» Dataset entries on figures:
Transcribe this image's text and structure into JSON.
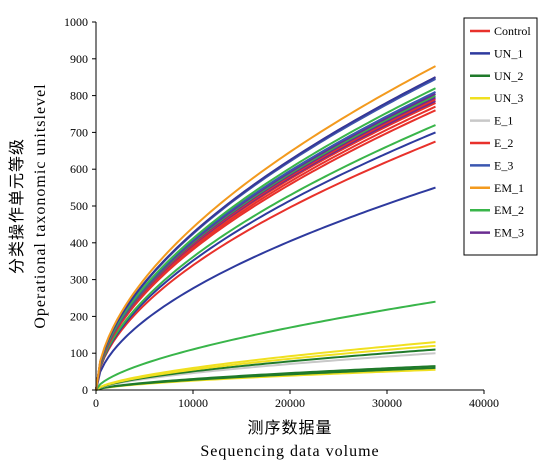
{
  "chart_data": {
    "type": "line",
    "xlabel_cn": "测序数据量",
    "xlabel_en": "Sequencing data volume",
    "ylabel_cn": "分类操作单元等级",
    "ylabel_en": "Operational taxonomic unitslevel",
    "xlim": [
      0,
      40000
    ],
    "ylim": [
      0,
      1000
    ],
    "x_ticks": [
      "0",
      "10000",
      "20000",
      "30000",
      "40000"
    ],
    "y_ticks": [
      "0",
      "100",
      "200",
      "300",
      "400",
      "500",
      "600",
      "700",
      "800",
      "900",
      "1000"
    ],
    "grid": false,
    "legend_position": "top-right",
    "x_end": 35000,
    "series": [
      {
        "name": "Control",
        "color": "#e8312b",
        "end_values": [
          850,
          770,
          760,
          675
        ]
      },
      {
        "name": "UN_1",
        "color": "#2e3a9e",
        "end_values": [
          850,
          700,
          550
        ]
      },
      {
        "name": "UN_2",
        "color": "#1f7a2a",
        "end_values": [
          110,
          65,
          60
        ]
      },
      {
        "name": "UN_3",
        "color": "#f0e020",
        "end_values": [
          130,
          120,
          55
        ]
      },
      {
        "name": "E_1",
        "color": "#c8c8c8",
        "end_values": [
          100
        ]
      },
      {
        "name": "E_2",
        "color": "#e8312b",
        "end_values": [
          790,
          780
        ]
      },
      {
        "name": "E_3",
        "color": "#3a56b0",
        "end_values": [
          845,
          810
        ]
      },
      {
        "name": "EM_1",
        "color": "#f39a1e",
        "end_values": [
          880
        ]
      },
      {
        "name": "EM_2",
        "color": "#39b54a",
        "end_values": [
          820,
          800,
          720,
          240
        ]
      },
      {
        "name": "EM_3",
        "color": "#6a2c91",
        "end_values": [
          805,
          795,
          785
        ]
      }
    ]
  }
}
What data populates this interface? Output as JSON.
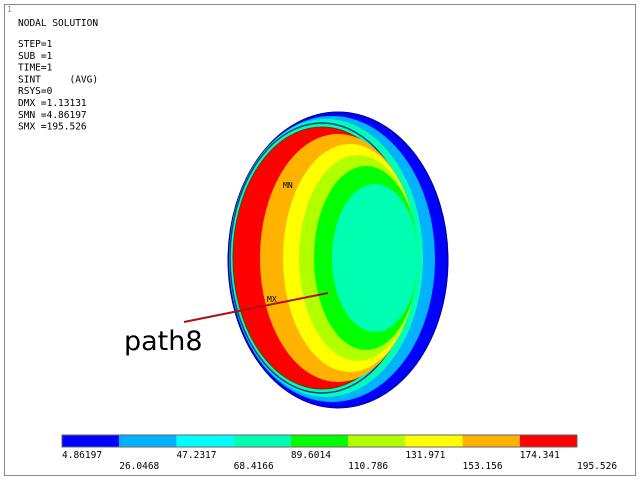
{
  "corner_label": "1",
  "header": {
    "title": "NODAL SOLUTION",
    "lines": [
      "STEP=1",
      "SUB =1",
      "TIME=1",
      "SINT     (AVG)",
      "RSYS=0",
      "DMX =1.13131",
      "SMN =4.86197",
      "SMX =195.526"
    ]
  },
  "legend": {
    "colors": [
      "#0000ff",
      "#00b2ff",
      "#00ffff",
      "#00ffb2",
      "#00ff00",
      "#b2ff00",
      "#ffff00",
      "#ffb200",
      "#ff0000"
    ],
    "labels": [
      "4.86197",
      "26.0468",
      "47.2317",
      "68.4166",
      "89.6014",
      "110.786",
      "131.971",
      "153.156",
      "174.341",
      "195.526"
    ]
  },
  "annotations": {
    "min": "MN",
    "max": "MX",
    "path": "path8"
  }
}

» To be done: Write out the full set of lines verbatim, without the pictures.

» Written solution:
Transcribe this image's text and structure into JSON.
{
  "chart_data": {
    "type": "line",
    "xlabel_cn": "测序数据量",
    "xlabel_en": "Sequencing data volume",
    "ylabel_cn": "分类操作单元等级",
    "ylabel_en": "Operational taxonomic unitslevel",
    "xlim": [
      0,
      40000
    ],
    "ylim": [
      0,
      1000
    ],
    "x_ticks": [
      "0",
      "10000",
      "20000",
      "30000",
      "40000"
    ],
    "y_ticks": [
      "0",
      "100",
      "200",
      "300",
      "400",
      "500",
      "600",
      "700",
      "800",
      "900",
      "1000"
    ],
    "grid": false,
    "legend_position": "top-right",
    "x_end": 35000,
    "series": [
      {
        "name": "Control",
        "color": "#e8312b",
        "end_values": [
          850,
          770,
          760,
          675
        ]
      },
      {
        "name": "UN_1",
        "color": "#2e3a9e",
        "end_values": [
          850,
          700,
          550
        ]
      },
      {
        "name": "UN_2",
        "color": "#1f7a2a",
        "end_values": [
          110,
          65,
          60
        ]
      },
      {
        "name": "UN_3",
        "color": "#f0e020",
        "end_values": [
          130,
          120,
          55
        ]
      },
      {
        "name": "E_1",
        "color": "#c8c8c8",
        "end_values": [
          100
        ]
      },
      {
        "name": "E_2",
        "color": "#e8312b",
        "end_values": [
          790,
          780
        ]
      },
      {
        "name": "E_3",
        "color": "#3a56b0",
        "end_values": [
          845,
          810
        ]
      },
      {
        "name": "EM_1",
        "color": "#f39a1e",
        "end_values": [
          880
        ]
      },
      {
        "name": "EM_2",
        "color": "#39b54a",
        "end_values": [
          820,
          800,
          720,
          240
        ]
      },
      {
        "name": "EM_3",
        "color": "#6a2c91",
        "end_values": [
          805,
          795,
          785
        ]
      }
    ]
  }
}
What data populates this interface? Output as JSON.
{
  "corner_label": "1",
  "header": {
    "title": "NODAL SOLUTION",
    "lines": [
      "STEP=1",
      "SUB =1",
      "TIME=1",
      "SINT     (AVG)",
      "RSYS=0",
      "DMX =1.13131",
      "SMN =4.86197",
      "SMX =195.526"
    ]
  },
  "legend": {
    "colors": [
      "#0000ff",
      "#00b2ff",
      "#00ffff",
      "#00ffb2",
      "#00ff00",
      "#b2ff00",
      "#ffff00",
      "#ffb200",
      "#ff0000"
    ],
    "labels": [
      "4.86197",
      "26.0468",
      "47.2317",
      "68.4166",
      "89.6014",
      "110.786",
      "131.971",
      "153.156",
      "174.341",
      "195.526"
    ]
  },
  "annotations": {
    "min": "MN",
    "max": "MX",
    "path": "path8"
  }
}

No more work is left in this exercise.